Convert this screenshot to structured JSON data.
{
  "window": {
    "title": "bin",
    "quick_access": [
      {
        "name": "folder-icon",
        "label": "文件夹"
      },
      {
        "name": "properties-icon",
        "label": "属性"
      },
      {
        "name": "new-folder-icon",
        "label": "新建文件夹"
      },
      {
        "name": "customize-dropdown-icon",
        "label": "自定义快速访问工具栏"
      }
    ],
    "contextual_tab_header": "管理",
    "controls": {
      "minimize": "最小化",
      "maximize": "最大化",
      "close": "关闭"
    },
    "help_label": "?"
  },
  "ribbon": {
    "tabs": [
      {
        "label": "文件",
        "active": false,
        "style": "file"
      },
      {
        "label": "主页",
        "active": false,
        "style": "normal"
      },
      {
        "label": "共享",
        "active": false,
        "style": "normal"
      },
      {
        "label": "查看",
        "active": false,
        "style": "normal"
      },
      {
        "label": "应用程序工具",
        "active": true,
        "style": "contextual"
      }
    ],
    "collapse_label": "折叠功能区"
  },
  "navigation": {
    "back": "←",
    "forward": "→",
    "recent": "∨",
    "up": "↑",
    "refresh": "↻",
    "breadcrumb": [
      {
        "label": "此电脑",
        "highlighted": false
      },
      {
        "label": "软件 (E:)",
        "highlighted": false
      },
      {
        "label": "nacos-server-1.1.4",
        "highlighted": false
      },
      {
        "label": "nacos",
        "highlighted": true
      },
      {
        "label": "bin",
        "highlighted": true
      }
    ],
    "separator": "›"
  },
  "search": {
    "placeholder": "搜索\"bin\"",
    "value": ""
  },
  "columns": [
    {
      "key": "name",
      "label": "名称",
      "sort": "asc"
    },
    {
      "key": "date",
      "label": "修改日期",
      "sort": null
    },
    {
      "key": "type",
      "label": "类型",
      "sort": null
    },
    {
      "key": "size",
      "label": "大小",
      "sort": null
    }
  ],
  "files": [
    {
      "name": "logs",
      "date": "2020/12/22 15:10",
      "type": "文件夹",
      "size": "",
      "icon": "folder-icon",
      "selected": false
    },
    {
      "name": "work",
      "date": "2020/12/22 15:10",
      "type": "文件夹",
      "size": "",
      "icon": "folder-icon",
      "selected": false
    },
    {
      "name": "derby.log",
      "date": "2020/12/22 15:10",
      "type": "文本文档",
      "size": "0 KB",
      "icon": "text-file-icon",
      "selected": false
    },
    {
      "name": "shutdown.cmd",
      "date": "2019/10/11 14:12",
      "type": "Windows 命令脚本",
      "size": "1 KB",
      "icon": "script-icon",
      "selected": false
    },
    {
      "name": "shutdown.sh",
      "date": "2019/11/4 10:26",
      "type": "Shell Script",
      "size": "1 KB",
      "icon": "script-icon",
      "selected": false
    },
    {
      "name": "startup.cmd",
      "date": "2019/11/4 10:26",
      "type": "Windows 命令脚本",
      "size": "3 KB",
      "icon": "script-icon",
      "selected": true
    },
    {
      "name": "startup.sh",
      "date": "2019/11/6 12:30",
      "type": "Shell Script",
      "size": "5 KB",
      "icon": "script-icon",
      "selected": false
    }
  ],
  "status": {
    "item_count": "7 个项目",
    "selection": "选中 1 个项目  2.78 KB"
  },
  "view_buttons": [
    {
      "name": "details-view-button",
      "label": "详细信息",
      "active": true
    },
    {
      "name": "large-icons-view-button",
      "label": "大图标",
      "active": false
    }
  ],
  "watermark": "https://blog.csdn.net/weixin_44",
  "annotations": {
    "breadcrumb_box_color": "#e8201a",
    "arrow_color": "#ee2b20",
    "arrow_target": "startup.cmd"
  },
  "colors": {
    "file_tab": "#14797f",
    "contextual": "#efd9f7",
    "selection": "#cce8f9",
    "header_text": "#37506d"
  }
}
________________________________________
§ **To do**: Restate the whole listing exactly, leaving out nothing.

§ **Task output**:
Convert this screenshot to structured JSON data.
{
  "window": {
    "title": "bin",
    "quick_access": [
      {
        "name": "folder-icon",
        "label": "文件夹"
      },
      {
        "name": "properties-icon",
        "label": "属性"
      },
      {
        "name": "new-folder-icon",
        "label": "新建文件夹"
      },
      {
        "name": "customize-dropdown-icon",
        "label": "自定义快速访问工具栏"
      }
    ],
    "contextual_tab_header": "管理",
    "controls": {
      "minimize": "最小化",
      "maximize": "最大化",
      "close": "关闭"
    },
    "help_label": "?"
  },
  "ribbon": {
    "tabs": [
      {
        "label": "文件",
        "active": false,
        "style": "file"
      },
      {
        "label": "主页",
        "active": false,
        "style": "normal"
      },
      {
        "label": "共享",
        "active": false,
        "style": "normal"
      },
      {
        "label": "查看",
        "active": false,
        "style": "normal"
      },
      {
        "label": "应用程序工具",
        "active": true,
        "style": "contextual"
      }
    ],
    "collapse_label": "折叠功能区"
  },
  "navigation": {
    "back": "←",
    "forward": "→",
    "recent": "∨",
    "up": "↑",
    "refresh": "↻",
    "breadcrumb": [
      {
        "label": "此电脑",
        "highlighted": false
      },
      {
        "label": "软件 (E:)",
        "highlighted": false
      },
      {
        "label": "nacos-server-1.1.4",
        "highlighted": false
      },
      {
        "label": "nacos",
        "highlighted": true
      },
      {
        "label": "bin",
        "highlighted": true
      }
    ],
    "separator": "›"
  },
  "search": {
    "placeholder": "搜索\"bin\"",
    "value": ""
  },
  "columns": [
    {
      "key": "name",
      "label": "名称",
      "sort": "asc"
    },
    {
      "key": "date",
      "label": "修改日期",
      "sort": null
    },
    {
      "key": "type",
      "label": "类型",
      "sort": null
    },
    {
      "key": "size",
      "label": "大小",
      "sort": null
    }
  ],
  "files": [
    {
      "name": "logs",
      "date": "2020/12/22 15:10",
      "type": "文件夹",
      "size": "",
      "icon": "folder-icon",
      "selected": false
    },
    {
      "name": "work",
      "date": "2020/12/22 15:10",
      "type": "文件夹",
      "size": "",
      "icon": "folder-icon",
      "selected": false
    },
    {
      "name": "derby.log",
      "date": "2020/12/22 15:10",
      "type": "文本文档",
      "size": "0 KB",
      "icon": "text-file-icon",
      "selected": false
    },
    {
      "name": "shutdown.cmd",
      "date": "2019/10/11 14:12",
      "type": "Windows 命令脚本",
      "size": "1 KB",
      "icon": "script-icon",
      "selected": false
    },
    {
      "name": "shutdown.sh",
      "date": "2019/11/4 10:26",
      "type": "Shell Script",
      "size": "1 KB",
      "icon": "script-icon",
      "selected": false
    },
    {
      "name": "startup.cmd",
      "date": "2019/11/4 10:26",
      "type": "Windows 命令脚本",
      "size": "3 KB",
      "icon": "script-icon",
      "selected": true
    },
    {
      "name": "startup.sh",
      "date": "2019/11/6 12:30",
      "type": "Shell Script",
      "size": "5 KB",
      "icon": "script-icon",
      "selected": false
    }
  ],
  "status": {
    "item_count": "7 个项目",
    "selection": "选中 1 个项目  2.78 KB"
  },
  "view_buttons": [
    {
      "name": "details-view-button",
      "label": "详细信息",
      "active": true
    },
    {
      "name": "large-icons-view-button",
      "label": "大图标",
      "active": false
    }
  ],
  "watermark": "https://blog.csdn.net/weixin_44",
  "annotations": {
    "breadcrumb_box_color": "#e8201a",
    "arrow_color": "#ee2b20",
    "arrow_target": "startup.cmd"
  },
  "colors": {
    "file_tab": "#14797f",
    "contextual": "#efd9f7",
    "selection": "#cce8f9",
    "header_text": "#37506d"
  }
}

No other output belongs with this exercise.